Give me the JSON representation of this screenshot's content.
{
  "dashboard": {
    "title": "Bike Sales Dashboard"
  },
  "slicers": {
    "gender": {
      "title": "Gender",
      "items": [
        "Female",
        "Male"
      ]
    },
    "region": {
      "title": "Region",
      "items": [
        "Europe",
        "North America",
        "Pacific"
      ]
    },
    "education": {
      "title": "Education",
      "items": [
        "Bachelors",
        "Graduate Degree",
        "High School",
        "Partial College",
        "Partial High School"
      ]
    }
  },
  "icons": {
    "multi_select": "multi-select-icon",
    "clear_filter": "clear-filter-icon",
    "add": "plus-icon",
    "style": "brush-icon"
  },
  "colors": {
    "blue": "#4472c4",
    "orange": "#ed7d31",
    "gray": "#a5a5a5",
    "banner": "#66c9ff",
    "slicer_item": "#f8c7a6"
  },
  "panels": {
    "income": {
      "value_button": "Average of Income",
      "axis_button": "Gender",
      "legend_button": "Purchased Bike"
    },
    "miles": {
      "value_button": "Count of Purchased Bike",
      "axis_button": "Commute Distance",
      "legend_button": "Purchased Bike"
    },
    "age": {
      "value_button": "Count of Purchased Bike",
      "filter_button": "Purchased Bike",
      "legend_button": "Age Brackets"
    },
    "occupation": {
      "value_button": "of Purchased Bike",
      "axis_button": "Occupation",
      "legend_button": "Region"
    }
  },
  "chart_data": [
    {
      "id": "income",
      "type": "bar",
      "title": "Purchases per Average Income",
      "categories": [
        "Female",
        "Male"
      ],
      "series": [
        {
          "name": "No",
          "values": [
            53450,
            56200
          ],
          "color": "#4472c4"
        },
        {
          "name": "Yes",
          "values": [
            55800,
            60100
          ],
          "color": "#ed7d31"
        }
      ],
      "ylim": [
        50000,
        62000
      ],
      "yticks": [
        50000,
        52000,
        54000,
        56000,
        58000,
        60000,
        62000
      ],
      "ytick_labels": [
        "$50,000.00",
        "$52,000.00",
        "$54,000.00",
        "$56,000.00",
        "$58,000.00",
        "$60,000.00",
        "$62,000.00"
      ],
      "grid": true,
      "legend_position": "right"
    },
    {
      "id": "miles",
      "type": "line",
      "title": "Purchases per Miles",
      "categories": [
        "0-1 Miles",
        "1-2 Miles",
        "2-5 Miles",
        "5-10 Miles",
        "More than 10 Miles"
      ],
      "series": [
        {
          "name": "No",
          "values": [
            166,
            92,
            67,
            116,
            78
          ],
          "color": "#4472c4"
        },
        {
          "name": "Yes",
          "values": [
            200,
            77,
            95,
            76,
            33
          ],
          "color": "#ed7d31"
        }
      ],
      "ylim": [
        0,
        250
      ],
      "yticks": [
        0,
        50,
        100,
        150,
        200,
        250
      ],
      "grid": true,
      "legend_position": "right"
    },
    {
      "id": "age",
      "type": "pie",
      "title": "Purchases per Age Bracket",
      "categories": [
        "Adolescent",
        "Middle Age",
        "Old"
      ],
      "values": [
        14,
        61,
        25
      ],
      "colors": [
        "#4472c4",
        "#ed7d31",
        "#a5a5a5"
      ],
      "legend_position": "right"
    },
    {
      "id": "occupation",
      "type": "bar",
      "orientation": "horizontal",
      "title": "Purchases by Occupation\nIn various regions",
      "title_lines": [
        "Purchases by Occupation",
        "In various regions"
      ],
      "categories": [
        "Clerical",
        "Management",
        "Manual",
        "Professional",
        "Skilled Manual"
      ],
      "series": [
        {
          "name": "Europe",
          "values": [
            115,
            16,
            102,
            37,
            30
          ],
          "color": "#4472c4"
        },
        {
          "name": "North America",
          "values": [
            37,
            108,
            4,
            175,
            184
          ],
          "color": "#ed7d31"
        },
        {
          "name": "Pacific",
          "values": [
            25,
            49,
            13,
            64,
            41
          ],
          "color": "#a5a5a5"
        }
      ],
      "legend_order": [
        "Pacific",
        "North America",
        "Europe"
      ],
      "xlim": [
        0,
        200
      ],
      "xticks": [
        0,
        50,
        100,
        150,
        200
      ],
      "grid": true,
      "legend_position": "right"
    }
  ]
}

- - - - - - -

> _Exercise aim_: Return all the data above once more, precisely as given.

> _Output for this task_:
Give me the JSON representation of this screenshot's content.
{
  "dashboard": {
    "title": "Bike Sales Dashboard"
  },
  "slicers": {
    "gender": {
      "title": "Gender",
      "items": [
        "Female",
        "Male"
      ]
    },
    "region": {
      "title": "Region",
      "items": [
        "Europe",
        "North America",
        "Pacific"
      ]
    },
    "education": {
      "title": "Education",
      "items": [
        "Bachelors",
        "Graduate Degree",
        "High School",
        "Partial College",
        "Partial High School"
      ]
    }
  },
  "icons": {
    "multi_select": "multi-select-icon",
    "clear_filter": "clear-filter-icon",
    "add": "plus-icon",
    "style": "brush-icon"
  },
  "colors": {
    "blue": "#4472c4",
    "orange": "#ed7d31",
    "gray": "#a5a5a5",
    "banner": "#66c9ff",
    "slicer_item": "#f8c7a6"
  },
  "panels": {
    "income": {
      "value_button": "Average of Income",
      "axis_button": "Gender",
      "legend_button": "Purchased Bike"
    },
    "miles": {
      "value_button": "Count of Purchased Bike",
      "axis_button": "Commute Distance",
      "legend_button": "Purchased Bike"
    },
    "age": {
      "value_button": "Count of Purchased Bike",
      "filter_button": "Purchased Bike",
      "legend_button": "Age Brackets"
    },
    "occupation": {
      "value_button": "of Purchased Bike",
      "axis_button": "Occupation",
      "legend_button": "Region"
    }
  },
  "chart_data": [
    {
      "id": "income",
      "type": "bar",
      "title": "Purchases per Average Income",
      "categories": [
        "Female",
        "Male"
      ],
      "series": [
        {
          "name": "No",
          "values": [
            53450,
            56200
          ],
          "color": "#4472c4"
        },
        {
          "name": "Yes",
          "values": [
            55800,
            60100
          ],
          "color": "#ed7d31"
        }
      ],
      "ylim": [
        50000,
        62000
      ],
      "yticks": [
        50000,
        52000,
        54000,
        56000,
        58000,
        60000,
        62000
      ],
      "ytick_labels": [
        "$50,000.00",
        "$52,000.00",
        "$54,000.00",
        "$56,000.00",
        "$58,000.00",
        "$60,000.00",
        "$62,000.00"
      ],
      "grid": true,
      "legend_position": "right"
    },
    {
      "id": "miles",
      "type": "line",
      "title": "Purchases per Miles",
      "categories": [
        "0-1 Miles",
        "1-2 Miles",
        "2-5 Miles",
        "5-10 Miles",
        "More than 10 Miles"
      ],
      "series": [
        {
          "name": "No",
          "values": [
            166,
            92,
            67,
            116,
            78
          ],
          "color": "#4472c4"
        },
        {
          "name": "Yes",
          "values": [
            200,
            77,
            95,
            76,
            33
          ],
          "color": "#ed7d31"
        }
      ],
      "ylim": [
        0,
        250
      ],
      "yticks": [
        0,
        50,
        100,
        150,
        200,
        250
      ],
      "grid": true,
      "legend_position": "right"
    },
    {
      "id": "age",
      "type": "pie",
      "title": "Purchases per Age Bracket",
      "categories": [
        "Adolescent",
        "Middle Age",
        "Old"
      ],
      "values": [
        14,
        61,
        25
      ],
      "colors": [
        "#4472c4",
        "#ed7d31",
        "#a5a5a5"
      ],
      "legend_position": "right"
    },
    {
      "id": "occupation",
      "type": "bar",
      "orientation": "horizontal",
      "title": "Purchases by Occupation\nIn various regions",
      "title_lines": [
        "Purchases by Occupation",
        "In various regions"
      ],
      "categories": [
        "Clerical",
        "Management",
        "Manual",
        "Professional",
        "Skilled Manual"
      ],
      "series": [
        {
          "name": "Europe",
          "values": [
            115,
            16,
            102,
            37,
            30
          ],
          "color": "#4472c4"
        },
        {
          "name": "North America",
          "values": [
            37,
            108,
            4,
            175,
            184
          ],
          "color": "#ed7d31"
        },
        {
          "name": "Pacific",
          "values": [
            25,
            49,
            13,
            64,
            41
          ],
          "color": "#a5a5a5"
        }
      ],
      "legend_order": [
        "Pacific",
        "North America",
        "Europe"
      ],
      "xlim": [
        0,
        200
      ],
      "xticks": [
        0,
        50,
        100,
        150,
        200
      ],
      "grid": true,
      "legend_position": "right"
    }
  ]
}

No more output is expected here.